### Exercise directions
Extract each line holding the word "structure" from the entries.

** begin Given records **

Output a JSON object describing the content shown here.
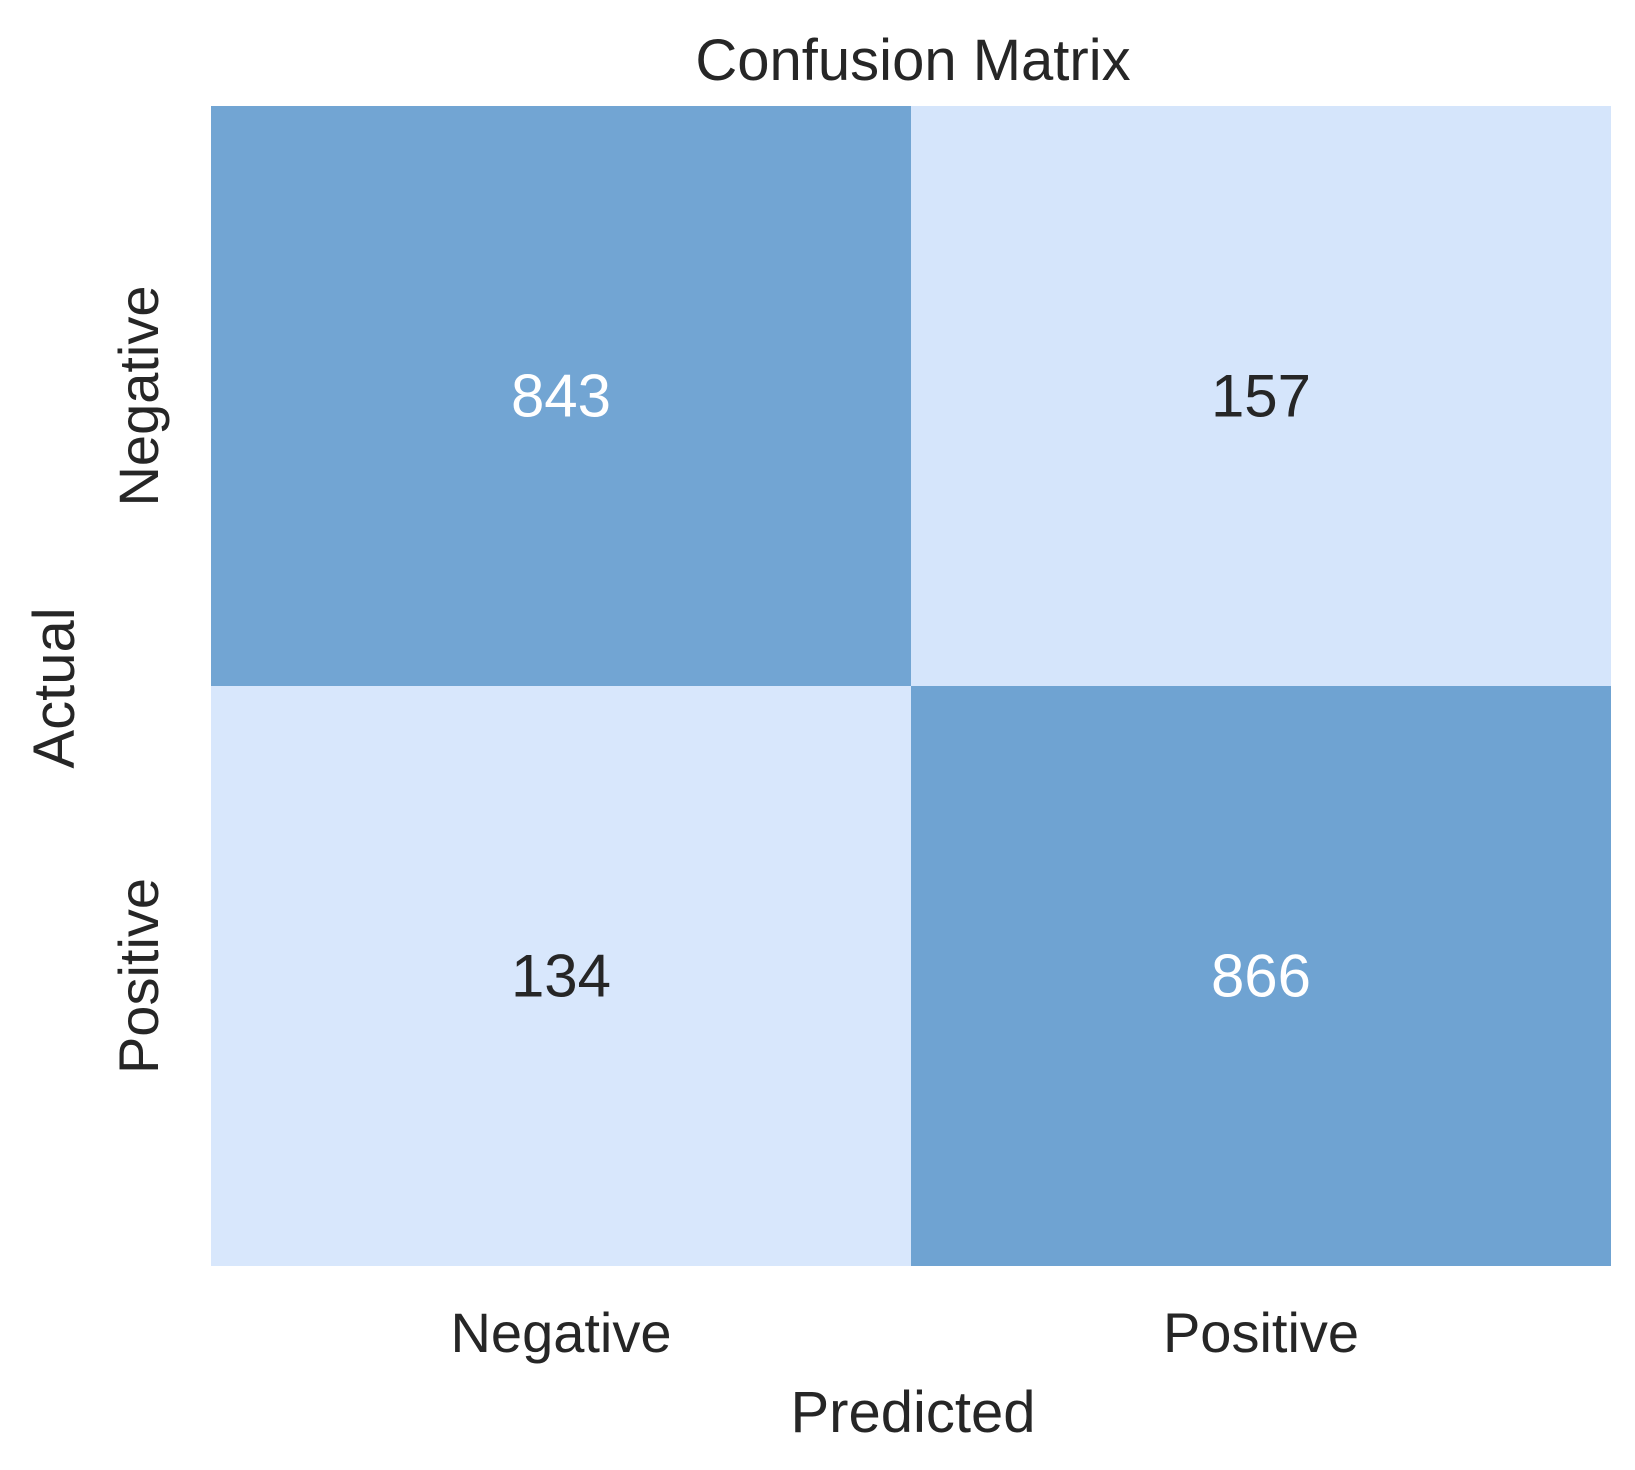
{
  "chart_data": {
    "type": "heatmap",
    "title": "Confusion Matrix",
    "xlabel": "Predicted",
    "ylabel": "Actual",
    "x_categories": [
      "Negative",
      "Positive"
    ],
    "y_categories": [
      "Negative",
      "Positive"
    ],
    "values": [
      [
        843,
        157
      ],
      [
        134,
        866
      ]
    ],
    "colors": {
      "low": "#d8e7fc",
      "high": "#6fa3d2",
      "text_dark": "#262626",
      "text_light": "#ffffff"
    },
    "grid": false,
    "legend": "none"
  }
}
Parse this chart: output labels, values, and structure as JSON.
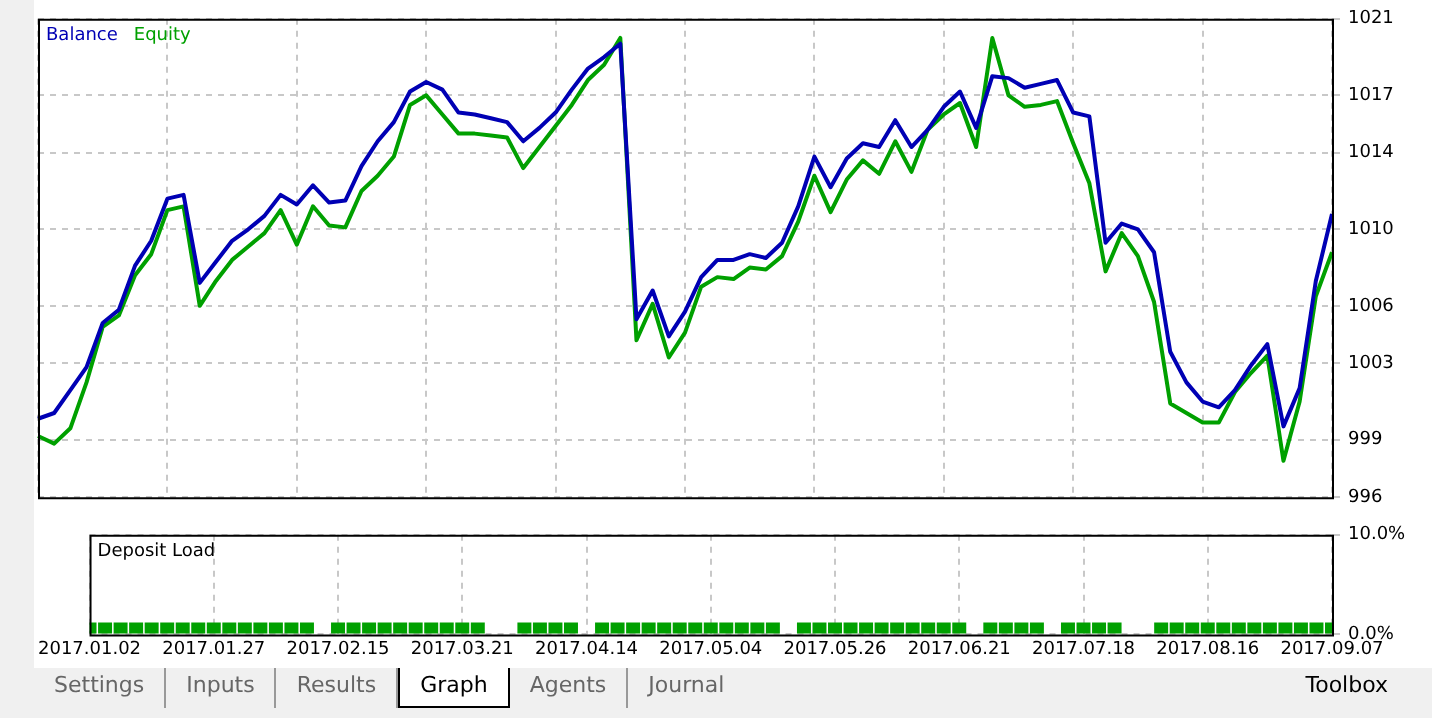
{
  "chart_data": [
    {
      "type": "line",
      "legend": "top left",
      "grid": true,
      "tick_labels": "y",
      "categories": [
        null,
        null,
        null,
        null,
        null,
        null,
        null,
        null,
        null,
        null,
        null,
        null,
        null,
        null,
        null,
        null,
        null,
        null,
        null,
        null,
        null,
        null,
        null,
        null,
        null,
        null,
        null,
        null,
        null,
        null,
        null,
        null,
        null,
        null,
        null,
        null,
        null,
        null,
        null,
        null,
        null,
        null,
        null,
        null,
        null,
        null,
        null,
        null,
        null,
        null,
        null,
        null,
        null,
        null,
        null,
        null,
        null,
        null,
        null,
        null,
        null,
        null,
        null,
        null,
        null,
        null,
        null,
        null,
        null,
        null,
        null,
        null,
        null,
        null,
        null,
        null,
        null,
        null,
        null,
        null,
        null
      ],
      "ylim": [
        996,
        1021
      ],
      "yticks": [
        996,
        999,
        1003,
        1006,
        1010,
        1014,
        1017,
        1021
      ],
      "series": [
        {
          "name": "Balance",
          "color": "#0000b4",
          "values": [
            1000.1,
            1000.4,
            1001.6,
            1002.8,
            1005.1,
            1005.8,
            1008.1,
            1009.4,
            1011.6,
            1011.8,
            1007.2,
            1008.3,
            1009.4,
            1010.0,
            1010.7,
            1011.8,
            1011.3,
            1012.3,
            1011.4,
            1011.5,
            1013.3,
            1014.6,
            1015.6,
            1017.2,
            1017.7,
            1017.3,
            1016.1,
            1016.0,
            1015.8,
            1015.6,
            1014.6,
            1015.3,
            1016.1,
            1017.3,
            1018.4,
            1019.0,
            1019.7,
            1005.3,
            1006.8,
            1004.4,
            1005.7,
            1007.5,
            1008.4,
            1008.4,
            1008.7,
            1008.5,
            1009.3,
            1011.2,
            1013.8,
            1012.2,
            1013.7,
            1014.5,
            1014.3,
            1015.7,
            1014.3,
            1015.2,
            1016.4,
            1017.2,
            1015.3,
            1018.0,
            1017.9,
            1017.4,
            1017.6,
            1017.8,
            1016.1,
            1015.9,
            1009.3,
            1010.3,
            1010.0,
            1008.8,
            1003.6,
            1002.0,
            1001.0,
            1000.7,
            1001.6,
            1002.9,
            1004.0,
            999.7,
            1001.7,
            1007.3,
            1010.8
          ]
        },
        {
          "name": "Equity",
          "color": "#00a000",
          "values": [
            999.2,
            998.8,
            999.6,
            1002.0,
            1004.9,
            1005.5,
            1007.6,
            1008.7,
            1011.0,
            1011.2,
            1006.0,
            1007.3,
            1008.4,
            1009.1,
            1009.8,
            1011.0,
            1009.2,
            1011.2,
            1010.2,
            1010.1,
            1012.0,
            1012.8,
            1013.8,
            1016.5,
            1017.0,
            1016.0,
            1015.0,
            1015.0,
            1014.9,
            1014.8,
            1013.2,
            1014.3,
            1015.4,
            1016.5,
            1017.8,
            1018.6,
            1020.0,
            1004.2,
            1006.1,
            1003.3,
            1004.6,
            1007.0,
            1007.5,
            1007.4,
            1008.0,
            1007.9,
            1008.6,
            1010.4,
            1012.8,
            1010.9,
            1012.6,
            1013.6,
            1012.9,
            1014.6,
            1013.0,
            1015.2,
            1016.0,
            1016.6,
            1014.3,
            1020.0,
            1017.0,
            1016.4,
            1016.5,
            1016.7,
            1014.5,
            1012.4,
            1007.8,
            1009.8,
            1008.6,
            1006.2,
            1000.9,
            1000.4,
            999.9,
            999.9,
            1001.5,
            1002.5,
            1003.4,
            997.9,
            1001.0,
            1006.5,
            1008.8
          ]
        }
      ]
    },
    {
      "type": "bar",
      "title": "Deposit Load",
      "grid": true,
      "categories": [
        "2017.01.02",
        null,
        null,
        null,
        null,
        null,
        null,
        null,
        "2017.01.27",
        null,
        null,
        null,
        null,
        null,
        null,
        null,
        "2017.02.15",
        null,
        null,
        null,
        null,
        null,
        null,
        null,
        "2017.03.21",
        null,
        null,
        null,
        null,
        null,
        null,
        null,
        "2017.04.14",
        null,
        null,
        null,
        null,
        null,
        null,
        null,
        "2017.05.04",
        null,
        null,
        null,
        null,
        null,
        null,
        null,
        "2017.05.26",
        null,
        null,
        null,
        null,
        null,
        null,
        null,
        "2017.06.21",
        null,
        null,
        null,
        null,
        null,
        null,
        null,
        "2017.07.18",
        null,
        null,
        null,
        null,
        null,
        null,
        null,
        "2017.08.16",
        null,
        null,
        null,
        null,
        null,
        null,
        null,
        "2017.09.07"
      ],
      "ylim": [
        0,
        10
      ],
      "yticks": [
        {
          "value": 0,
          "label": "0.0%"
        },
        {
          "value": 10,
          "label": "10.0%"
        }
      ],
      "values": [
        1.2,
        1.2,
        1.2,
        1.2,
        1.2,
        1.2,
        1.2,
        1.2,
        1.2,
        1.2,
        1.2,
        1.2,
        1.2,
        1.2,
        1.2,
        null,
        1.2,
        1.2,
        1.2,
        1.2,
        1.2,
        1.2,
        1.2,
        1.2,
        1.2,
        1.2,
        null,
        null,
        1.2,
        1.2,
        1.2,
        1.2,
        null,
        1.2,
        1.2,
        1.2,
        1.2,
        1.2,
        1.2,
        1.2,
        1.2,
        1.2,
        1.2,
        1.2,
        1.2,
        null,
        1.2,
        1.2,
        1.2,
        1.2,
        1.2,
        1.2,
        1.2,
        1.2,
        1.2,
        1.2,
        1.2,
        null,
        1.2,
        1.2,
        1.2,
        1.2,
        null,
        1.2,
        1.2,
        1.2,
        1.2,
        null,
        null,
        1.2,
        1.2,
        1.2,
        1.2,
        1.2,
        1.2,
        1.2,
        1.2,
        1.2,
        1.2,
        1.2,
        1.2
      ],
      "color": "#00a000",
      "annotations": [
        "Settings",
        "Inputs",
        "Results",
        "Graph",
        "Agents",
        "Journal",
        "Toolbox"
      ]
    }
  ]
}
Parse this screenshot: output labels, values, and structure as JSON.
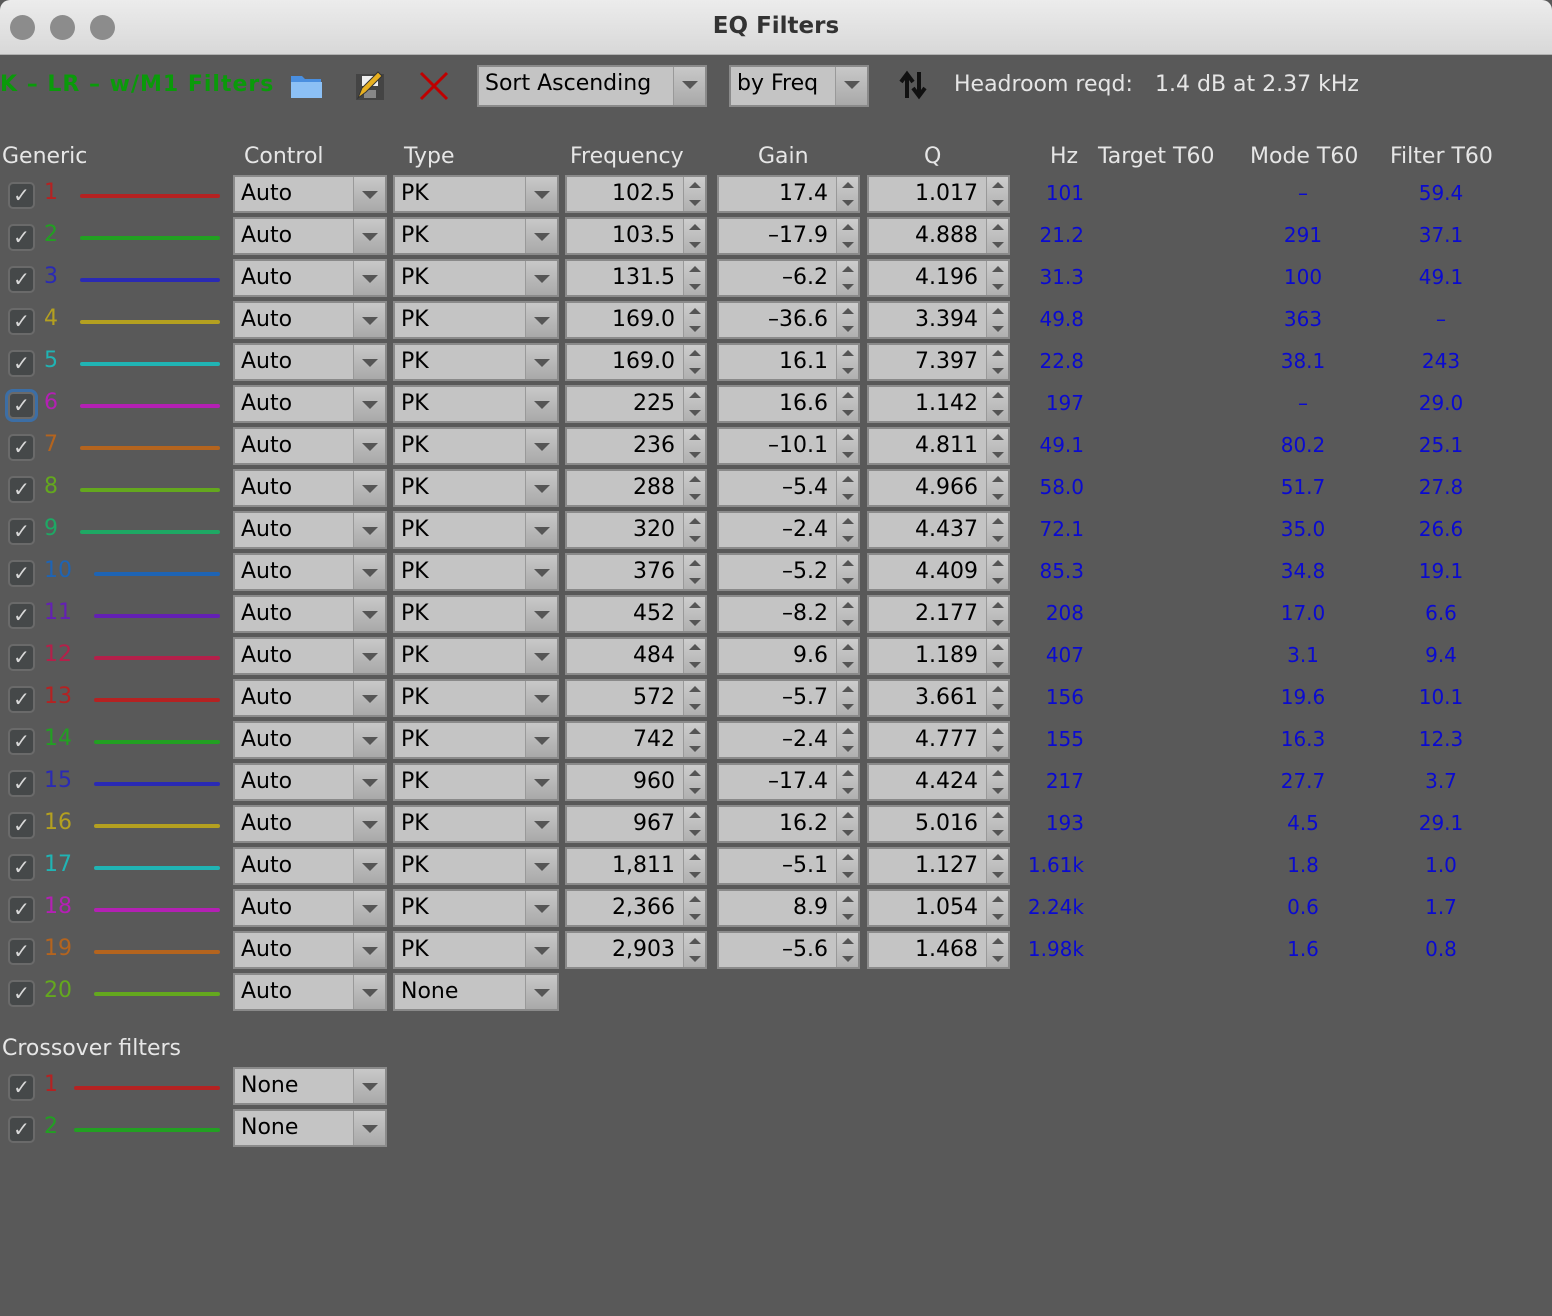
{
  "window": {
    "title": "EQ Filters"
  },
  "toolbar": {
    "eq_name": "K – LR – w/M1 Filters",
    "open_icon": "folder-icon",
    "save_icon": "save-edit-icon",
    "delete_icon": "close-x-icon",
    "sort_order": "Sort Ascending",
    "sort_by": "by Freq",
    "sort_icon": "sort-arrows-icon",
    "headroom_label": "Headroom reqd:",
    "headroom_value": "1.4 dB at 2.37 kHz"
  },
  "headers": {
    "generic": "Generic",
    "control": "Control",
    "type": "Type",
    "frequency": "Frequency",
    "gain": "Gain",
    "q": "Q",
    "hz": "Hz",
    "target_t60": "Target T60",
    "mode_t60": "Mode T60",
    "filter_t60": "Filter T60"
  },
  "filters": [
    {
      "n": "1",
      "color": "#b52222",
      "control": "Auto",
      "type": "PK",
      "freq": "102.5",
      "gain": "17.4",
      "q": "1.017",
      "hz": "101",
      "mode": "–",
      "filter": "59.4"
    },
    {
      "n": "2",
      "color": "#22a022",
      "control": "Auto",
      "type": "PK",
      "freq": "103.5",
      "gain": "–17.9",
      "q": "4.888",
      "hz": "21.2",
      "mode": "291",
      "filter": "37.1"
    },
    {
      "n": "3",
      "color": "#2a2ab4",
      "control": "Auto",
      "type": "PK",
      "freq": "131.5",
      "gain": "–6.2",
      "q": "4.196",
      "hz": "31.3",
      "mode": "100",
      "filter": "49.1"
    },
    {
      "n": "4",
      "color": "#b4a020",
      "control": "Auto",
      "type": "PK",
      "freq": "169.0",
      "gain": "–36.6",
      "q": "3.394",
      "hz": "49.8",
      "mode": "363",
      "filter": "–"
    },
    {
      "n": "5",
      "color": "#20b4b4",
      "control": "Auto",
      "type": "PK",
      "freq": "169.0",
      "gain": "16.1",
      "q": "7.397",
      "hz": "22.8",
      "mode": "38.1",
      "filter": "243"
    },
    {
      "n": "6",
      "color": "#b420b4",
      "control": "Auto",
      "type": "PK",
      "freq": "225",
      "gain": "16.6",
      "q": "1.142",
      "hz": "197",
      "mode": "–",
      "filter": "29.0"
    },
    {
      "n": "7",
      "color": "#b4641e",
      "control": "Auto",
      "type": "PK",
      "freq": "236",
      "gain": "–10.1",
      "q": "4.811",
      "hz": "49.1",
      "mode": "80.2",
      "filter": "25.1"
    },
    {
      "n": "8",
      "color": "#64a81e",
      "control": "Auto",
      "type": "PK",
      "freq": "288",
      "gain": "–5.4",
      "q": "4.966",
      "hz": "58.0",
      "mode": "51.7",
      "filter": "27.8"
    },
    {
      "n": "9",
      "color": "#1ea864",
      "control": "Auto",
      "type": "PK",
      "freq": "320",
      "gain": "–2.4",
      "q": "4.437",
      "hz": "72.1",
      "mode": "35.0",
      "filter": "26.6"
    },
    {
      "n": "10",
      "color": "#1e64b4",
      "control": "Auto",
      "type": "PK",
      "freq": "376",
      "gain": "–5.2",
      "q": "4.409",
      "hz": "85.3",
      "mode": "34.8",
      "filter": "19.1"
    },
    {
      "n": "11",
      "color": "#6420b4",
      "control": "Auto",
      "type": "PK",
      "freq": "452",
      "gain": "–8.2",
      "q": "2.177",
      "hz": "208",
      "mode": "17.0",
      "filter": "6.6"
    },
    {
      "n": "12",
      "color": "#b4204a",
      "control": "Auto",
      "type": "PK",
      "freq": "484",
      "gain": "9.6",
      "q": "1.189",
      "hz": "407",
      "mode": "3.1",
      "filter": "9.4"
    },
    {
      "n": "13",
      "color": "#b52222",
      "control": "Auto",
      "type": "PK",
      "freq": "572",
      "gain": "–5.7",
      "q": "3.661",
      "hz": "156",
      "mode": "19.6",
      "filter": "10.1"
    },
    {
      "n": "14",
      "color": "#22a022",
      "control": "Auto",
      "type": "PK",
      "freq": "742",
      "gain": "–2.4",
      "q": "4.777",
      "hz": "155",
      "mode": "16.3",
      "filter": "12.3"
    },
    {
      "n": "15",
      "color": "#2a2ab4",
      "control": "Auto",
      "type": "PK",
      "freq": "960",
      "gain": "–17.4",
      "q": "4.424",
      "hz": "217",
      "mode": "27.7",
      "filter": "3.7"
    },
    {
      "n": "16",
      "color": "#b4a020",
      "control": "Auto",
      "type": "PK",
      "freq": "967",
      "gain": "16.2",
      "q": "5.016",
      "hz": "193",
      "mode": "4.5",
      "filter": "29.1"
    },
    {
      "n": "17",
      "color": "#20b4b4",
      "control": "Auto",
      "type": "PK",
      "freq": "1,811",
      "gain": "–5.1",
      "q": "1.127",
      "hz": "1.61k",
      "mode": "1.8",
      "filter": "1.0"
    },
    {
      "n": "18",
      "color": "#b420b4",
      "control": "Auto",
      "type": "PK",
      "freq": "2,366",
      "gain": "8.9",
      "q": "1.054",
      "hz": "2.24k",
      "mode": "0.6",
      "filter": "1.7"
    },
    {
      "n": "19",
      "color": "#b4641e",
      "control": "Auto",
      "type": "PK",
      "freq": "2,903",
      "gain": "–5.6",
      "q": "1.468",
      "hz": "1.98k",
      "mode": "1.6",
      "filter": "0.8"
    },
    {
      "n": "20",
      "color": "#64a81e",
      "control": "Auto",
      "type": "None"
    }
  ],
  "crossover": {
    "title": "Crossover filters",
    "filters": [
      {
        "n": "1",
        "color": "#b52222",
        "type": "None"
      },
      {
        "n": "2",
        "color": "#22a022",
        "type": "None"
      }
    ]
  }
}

** end Given records **

### Solution for this exercise
Parse this chart: output labels, values, and structure as JSON.
Parse this screenshot: output labels, values, and structure as JSON.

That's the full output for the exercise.